**Request 1**
Copy out the rows from the line with "- publish-date-link[interactable]: September" up to and including the line with "- revisions-label: 159", word for word, and output nothing else.

**Selected excerpt**
Fukuyama provides little enlightenment on this score, although several possibilities are alluded to in the course of his exposition. One of these is the number of voluntary community associations and organizations across countries and over time. But use of this as a possible proxy for measuring the amount of trust is fraught with difficulties. For example, are associations to be weighted by their membership or their duration, by their geographic scope, by their budgets, or some other measure of activity, or some combination of all of these?

Moreover, Fukuyama dismisses interest-group associations, in contrast to "voluntary associations," because the former are brought together for reasons of self-interest rather than "sociability." This seems to me a dubious distinction because many, and perhaps most, interest-group associations--like those of doctors, lawyers, economists, workers, businessmen, social scientists, engineers--involve both sociability and advocacy. And many so-called "voluntary associations"--like PTAs, church groups, and the Association for the United Nations--often engage in lobbying activity, as well as community sociability.
Several other candidate metrics come to mind, that are not considered in the book. One example is the size of voluntary community contributions, as well as efforts-in-kind, in response to natural disasters. (Incidentally, the Los Angeles earthquake of January 1994 elicited considerably larger community contributions than did the more devastating Kobe-Osaka earthquake of January 1995, notwithstanding the supposedly higher-trust Japanese society, compared to the presumably "lower-trust" culture of California!) Other possible metrics might include voluntary enlistments in a nation's armed forces, membership and attendance in religious groups and services, and so on. To enumerate such possible metrics only highlights their manifest shortcomings as proxy indicators of Fukuyama's concept of trust and spontaneous sociability.

To be sure, not everything that counts can be counted, and not everything that can be counted counts. Nevertheless, in an exposition that repeatedly talks about degrees of trust, the extent of sociability, and the expansion or erosion of social capital, one would like to see some serious attention devoted to how to measure and reify these concepts. This is not an issue of the difference between the "touchy-feely" thinkers and the "quantoids," as one of my students has recently written. It is simply a requisite of serious analysis. Incidentally, with such a metric or metrics to concretize the concepts that Fukuyama is elaborating, it would be entirely possible to include them in economic models to test empirically the hypotheses he advances.

**Provided entries**
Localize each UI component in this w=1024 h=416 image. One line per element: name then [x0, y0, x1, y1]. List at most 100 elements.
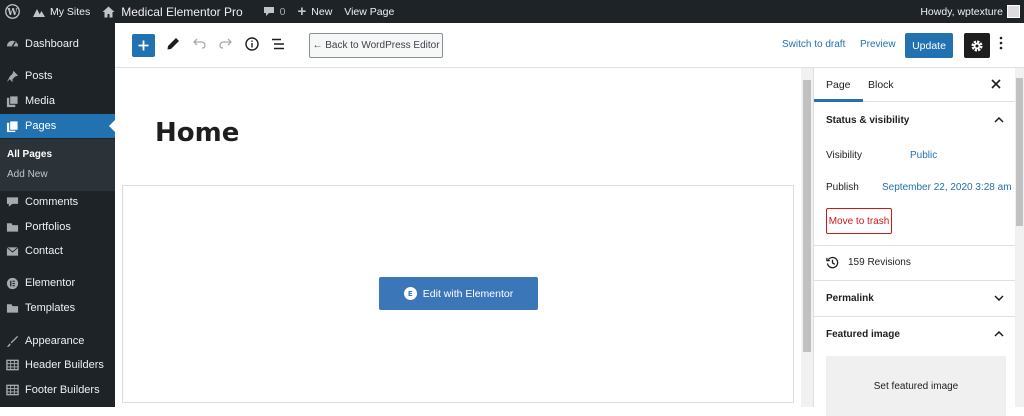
- publish-date-link[interactable]: September 22, 2020 3:28 am: [882, 182, 1012, 193]
- settings-tabs: Page Block: [814, 68, 1016, 102]
- list-view-button[interactable]: [271, 38, 285, 53]
- sidebar-item-contact[interactable]: Contact: [0, 239, 115, 263]
- home-icon: [102, 6, 115, 17]
- sidebar-item-label: Pages: [25, 120, 57, 132]
- divider: [814, 245, 1016, 246]
- tab-block[interactable]: Block: [868, 79, 894, 91]
- chevron-up-icon: [994, 117, 1004, 123]
- sidebar-item-footer-builders[interactable]: Footer Builders: [0, 378, 115, 402]
- list-view-icon: [272, 38, 284, 50]
- media-icon: [0, 94, 25, 108]
- sidebar-item-label: Portfolios: [25, 221, 71, 233]
- canvas-scrollbar-thumb[interactable]: [803, 80, 811, 352]
- sidebar-item-media[interactable]: Media: [0, 89, 115, 113]
- redo-button[interactable]: [219, 38, 232, 52]
- preview-button[interactable]: Preview: [860, 39, 896, 50]
- elementor-icon: [0, 277, 25, 290]
- edit-tool-button[interactable]: [166, 37, 180, 54]
- grid-icon: [0, 384, 25, 396]
- settings-button[interactable]: [964, 33, 990, 58]
- page-title[interactable]: Home: [155, 118, 239, 148]
- folder-icon: [0, 302, 25, 314]
- view-page-link[interactable]: View Page: [338, 0, 400, 23]
- sidebar-item-label: Header Builders: [25, 359, 104, 371]
- update-button[interactable]: Update: [905, 33, 953, 58]
- comment-icon: [0, 196, 25, 208]
- sidebar-item-comments[interactable]: Comments: [0, 190, 115, 214]
- sidebar-item-pages[interactable]: Pages: [0, 114, 115, 138]
- sidebar-item-label: Appearance: [25, 335, 85, 347]
- close-sidebar-button[interactable]: [991, 79, 1001, 92]
- dashboard-icon: [0, 38, 25, 51]
- edit-with-elementor-button[interactable]: E Edit with Elementor: [379, 277, 538, 310]
- status-visibility-panel-toggle[interactable]: Status & visibility: [814, 102, 1016, 138]
- sidebar-item-appearance[interactable]: Appearance: [0, 329, 115, 353]
- elementor-placeholder-block: E Edit with Elementor: [122, 185, 794, 403]
- undo-button[interactable]: [193, 38, 206, 52]
- revisions-label: 159 Revisions: [848, 257, 911, 268]
- revisions-link[interactable]: 159 Revisions: [826, 256, 911, 269]
- site-name-menu[interactable]: Medical Elementor Pro: [96, 0, 248, 23]
- new-label: New: [311, 5, 333, 18]
- submenu-all-pages[interactable]: All Pages: [7, 149, 52, 160]
- info-button[interactable]: [245, 37, 259, 54]
- howdy-label: Howdy, wptexture: [920, 5, 1003, 18]
- switch-to-draft-button[interactable]: Switch to draft: [782, 39, 845, 50]
- sidebar-item-header-builders[interactable]: Header Builders: [0, 353, 115, 377]
- sidebar-item-label: Templates: [25, 302, 76, 314]
- comments-menu[interactable]: 0: [257, 0, 292, 23]
- folder-icon: [0, 221, 25, 233]
- sidebar-scrollbar[interactable]: [1015, 68, 1024, 407]
- account-menu[interactable]: Howdy, wptexture: [914, 0, 1024, 23]
- add-block-button[interactable]: [132, 34, 155, 57]
- sidebar-item-label: Posts: [25, 70, 53, 82]
- svg-text:W: W: [6, 7, 18, 18]
- gear-icon: [971, 40, 983, 51]
- admin-sidebar: Dashboard Posts Media Pages All Pages Ad…: [0, 23, 115, 407]
- elementor-icon: E: [403, 287, 417, 300]
- sidebar-item-label: Elementor: [25, 277, 76, 289]
- info-icon: [245, 37, 259, 51]
- sidebar-item-label: Footer Builders: [25, 384, 100, 396]
- publish-label: Publish: [826, 182, 859, 193]
- new-content-menu[interactable]: + New: [292, 0, 339, 23]
- featured-image-panel-toggle[interactable]: Featured image: [814, 316, 1016, 352]
- submenu-add-new[interactable]: Add New: [7, 169, 48, 180]
- undo-icon: [193, 38, 206, 49]
- set-featured-image-button[interactable]: Set featured image: [826, 356, 1006, 416]
- chevron-down-icon: [994, 295, 1004, 301]
- back-to-wordpress-editor-button[interactable]: ← Back to WordPress Editor: [309, 33, 443, 58]
- visibility-label: Visibility: [826, 150, 862, 161]
- sidebar-item-templates[interactable]: Templates: [0, 296, 115, 320]
- sidebar-scrollbar-thumb[interactable]: [1016, 78, 1023, 226]
- visibility-value-link[interactable]: Public: [910, 150, 937, 161]
- sites-icon: [33, 8, 45, 17]
- sidebar-item-dashboard[interactable]: Dashboard: [0, 32, 115, 56]
- sidebar-item-label: Media: [25, 95, 55, 107]
- editor-canvas: Home E Edit with Elementor: [115, 68, 801, 407]
- brush-icon: [0, 335, 25, 348]
- plus-icon: +: [297, 3, 307, 20]
- sidebar-item-portfolios[interactable]: Portfolios: [0, 215, 115, 239]
- plus-icon: [138, 40, 149, 51]
- grid-icon: [0, 359, 25, 371]
- edit-with-elementor-label: Edit with Elementor: [422, 287, 514, 300]
- permalink-panel-toggle[interactable]: Permalink: [814, 280, 1016, 316]
- move-to-trash-button[interactable]: Move to trash: [826, 208, 892, 234]
- mail-icon: [0, 246, 25, 257]
- site-name-label: Medical Elementor Pro: [121, 4, 243, 19]
- tab-page[interactable]: Page: [814, 79, 862, 102]
- more-options-button[interactable]: [999, 35, 1003, 54]
- sidebar-item-posts[interactable]: Posts: [0, 64, 115, 88]
- more-vertical-icon: [999, 36, 1003, 50]
- my-sites-menu[interactable]: My Sites: [26, 0, 96, 23]
- sidebar-item-elementor[interactable]: Elementor: [0, 271, 115, 295]
- avatar: [1007, 5, 1020, 18]
- wordpress-logo-icon[interactable]: W: [0, 0, 26, 23]
- pages-icon: [0, 119, 25, 133]
- sidebar-item-label: Contact: [25, 245, 63, 257]
- featured-image-title: Featured image: [826, 328, 900, 340]
- canvas-scrollbar[interactable]: [801, 68, 813, 407]
- permalink-title: Permalink: [826, 292, 874, 304]
- chevron-up-icon: [994, 331, 1004, 337]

**Request 2**
Summarize the excerpt on measuring trust in two sentences.

**Final result 1**
- publish-date-link[interactable]: September 22, 2020 3:28 am: [882, 182, 1012, 193]
- settings-tabs: Page Block: [814, 68, 1016, 102]
- list-view-button[interactable]: [271, 38, 285, 53]
- sidebar-item-contact[interactable]: Contact: [0, 239, 115, 263]
- home-icon: [102, 6, 115, 17]
- sidebar-item-label: Pages: [25, 120, 57, 132]
- divider: [814, 245, 1016, 246]
- tab-block[interactable]: Block: [868, 79, 894, 91]
- chevron-up-icon: [994, 117, 1004, 123]
- sidebar-item-footer-builders[interactable]: Footer Builders: [0, 378, 115, 402]
- list-view-icon: [272, 38, 284, 50]
- media-icon: [0, 94, 25, 108]
- sidebar-item-label: Portfolios: [25, 221, 71, 233]
- canvas-scrollbar-thumb[interactable]: [803, 80, 811, 352]
- sidebar-item-media[interactable]: Media: [0, 89, 115, 113]
- redo-button[interactable]: [219, 38, 232, 52]
- preview-button[interactable]: Preview: [860, 39, 896, 50]
- elementor-icon: [0, 277, 25, 290]
- edit-tool-button[interactable]: [166, 37, 180, 54]
- grid-icon: [0, 384, 25, 396]
- settings-button[interactable]: [964, 33, 990, 58]
- page-title[interactable]: Home: [155, 118, 239, 148]
- folder-icon: [0, 302, 25, 314]
- view-page-link[interactable]: View Page: [338, 0, 400, 23]
- sidebar-item-label: Header Builders: [25, 359, 104, 371]
- update-button[interactable]: Update: [905, 33, 953, 58]
- comment-icon: [0, 196, 25, 208]
- sidebar-item-comments[interactable]: Comments: [0, 190, 115, 214]
- sidebar-item-pages[interactable]: Pages: [0, 114, 115, 138]
- sidebar-item-label: Appearance: [25, 335, 85, 347]
- close-sidebar-button[interactable]: [991, 79, 1001, 92]
- dashboard-icon: [0, 38, 25, 51]
- edit-with-elementor-button[interactable]: E Edit with Elementor: [379, 277, 538, 310]
- status-visibility-panel-toggle[interactable]: Status & visibility: [814, 102, 1016, 138]
- sidebar-item-appearance[interactable]: Appearance: [0, 329, 115, 353]
- elementor-placeholder-block: E Edit with Elementor: [122, 185, 794, 403]
- undo-button[interactable]: [193, 38, 206, 52]
- revisions-label: 159 Revisions: [848, 257, 911, 268]

**Final result 2**
Fukuyama gives little guidance on how to measure trust, and counting voluntary associations is fraught with difficulties, while his separation of interest-group associations from voluntary ones is dubious because both often involve sociability and advocacy. Other possible metrics, such as disaster contributions, military enlistments, or religious membership, have manifest shortcomings, yet serious analysis requires attention to measuring these concepts, which would also allow his hypotheses to be tested empirically in economic models.